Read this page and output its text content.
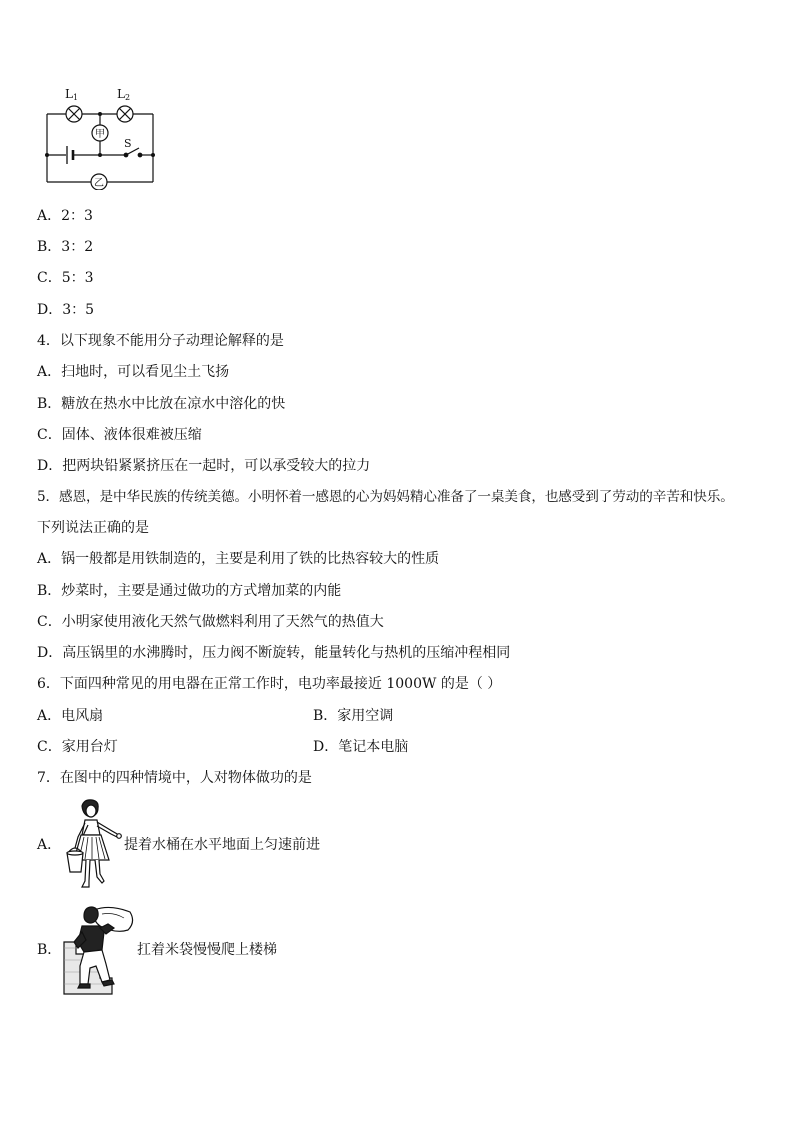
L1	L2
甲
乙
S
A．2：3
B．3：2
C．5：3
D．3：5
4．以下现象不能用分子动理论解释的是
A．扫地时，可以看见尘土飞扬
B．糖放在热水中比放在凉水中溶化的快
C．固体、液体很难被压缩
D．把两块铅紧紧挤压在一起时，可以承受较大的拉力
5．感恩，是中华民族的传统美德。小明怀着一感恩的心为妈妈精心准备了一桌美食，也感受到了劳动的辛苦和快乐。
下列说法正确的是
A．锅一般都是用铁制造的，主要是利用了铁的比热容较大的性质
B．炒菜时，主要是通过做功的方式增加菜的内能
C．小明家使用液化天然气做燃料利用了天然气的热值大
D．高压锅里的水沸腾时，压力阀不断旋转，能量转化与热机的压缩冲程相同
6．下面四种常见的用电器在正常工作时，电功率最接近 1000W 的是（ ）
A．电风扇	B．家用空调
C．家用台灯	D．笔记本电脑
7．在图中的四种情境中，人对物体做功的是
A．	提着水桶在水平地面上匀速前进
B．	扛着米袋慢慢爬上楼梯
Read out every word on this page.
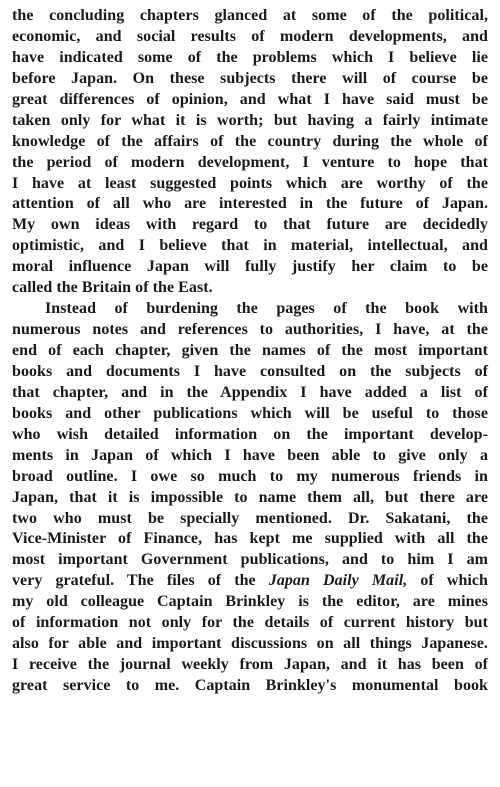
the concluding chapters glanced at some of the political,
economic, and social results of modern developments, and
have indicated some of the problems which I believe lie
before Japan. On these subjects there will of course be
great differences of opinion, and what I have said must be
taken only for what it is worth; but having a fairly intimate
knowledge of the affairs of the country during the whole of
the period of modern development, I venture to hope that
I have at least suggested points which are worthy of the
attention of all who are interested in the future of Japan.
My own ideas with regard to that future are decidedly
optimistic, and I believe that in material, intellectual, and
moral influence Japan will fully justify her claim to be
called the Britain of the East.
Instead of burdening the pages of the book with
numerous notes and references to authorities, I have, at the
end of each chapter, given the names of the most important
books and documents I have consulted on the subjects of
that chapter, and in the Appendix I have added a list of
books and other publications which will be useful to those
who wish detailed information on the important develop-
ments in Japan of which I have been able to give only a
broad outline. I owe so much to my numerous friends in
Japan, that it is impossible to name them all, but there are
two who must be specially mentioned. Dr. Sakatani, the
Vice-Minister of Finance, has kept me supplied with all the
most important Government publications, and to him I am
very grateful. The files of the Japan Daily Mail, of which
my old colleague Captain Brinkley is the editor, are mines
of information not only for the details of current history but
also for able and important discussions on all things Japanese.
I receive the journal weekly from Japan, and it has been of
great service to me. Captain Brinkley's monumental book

Task brief.
Return all lines containing the word "subjects".

Response.
before Japan. On these subjects there will of course be
books and documents I have consulted on the subjects of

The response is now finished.